→ ЦЕЛЬ ЗАДАНИЯ:
Верните полностью и без единого изменения приведенный ниже отрывок о быте и нравах тюрков.

→ ФРАГМЕНТ ИСТОЧНИКА:

▽

Даже о прическах можно судить по записям очевидцев. Некоторые кипчаки брили голову. А иные, наоборот, не стригли волосы, а заплетали их в косички. Устремляясь в атаку, всадники распускали косички, и волосы, развевающиеся из-под шлема, наводили на противника ужас.
Вот что писал Приск о «кровожадности» тюрков: «После войны живут спокойно и беззаботно, каждый пользуется тем, что у него есть». Спокойно и беззаботно! Так может жить только уверенный в завтрашнем дне народ. В мирное время связь между поселениями (юртами) ослабевала, и власть ханов не была столь жесткой. Однако при опасности Степь просыпалась мгновенно, сигнал тревоги поднимал каждого. Не выйти на сигнал считалось позором для всего рода. Роды и юрты объединялись — разрозненные пальцы сжимались в кулак, власть хана становилась абсолютной… Степь всегда была непонятна чужакам.
Встретив пленного грека, Приск предложил ему вернуться на родину, но тот, только освободившийся из рабства, отказался, утверждая, что среди тюрков живется лучше, чем в Византии… Вроде бы мелкая подробность, но как много информации несет она. Порой достаточно оброненной очевидцем фразы.

△

→ СОДЕРЖИМОЕ НАБОРА ДАННЫХ:
▽

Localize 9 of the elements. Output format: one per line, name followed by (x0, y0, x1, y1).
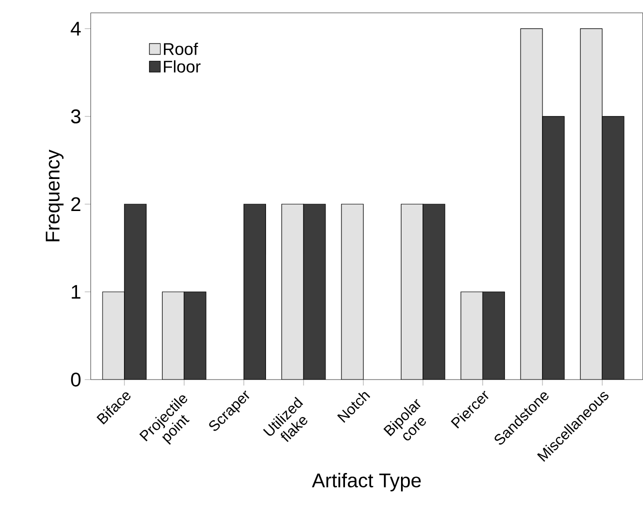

△

→ ПОЛНЫЙ ОТВЕТ:
Даже о прическах можно судить по записям очевидцев. Некоторые кипчаки брили голову. А иные, наоборот, не стригли волосы, а заплетали их в косички. Устремляясь в атаку, всадники распускали косички, и волосы, развевающиеся из-под шлема, наводили на противника ужас.
Вот что писал Приск о «кровожадности» тюрков: «После войны живут спокойно и беззаботно, каждый пользуется тем, что у него есть». Спокойно и беззаботно! Так может жить только уверенный в завтрашнем дне народ. В мирное время связь между поселениями (юртами) ослабевала, и власть ханов не была столь жесткой. Однако при опасности Степь просыпалась мгновенно, сигнал тревоги поднимал каждого. Не выйти на сигнал считалось позором для всего рода. Роды и юрты объединялись — разрозненные пальцы сжимались в кулак, власть хана становилась абсолютной… Степь всегда была непонятна чужакам.
Встретив пленного грека, Приск предложил ему вернуться на родину, но тот, только освободившийся из рабства, отказался, утверждая, что среди тюрков живется лучше, чем в Византии… Вроде бы мелкая подробность, но как много информации несет она. Порой достаточно оброненной очевидцем фразы.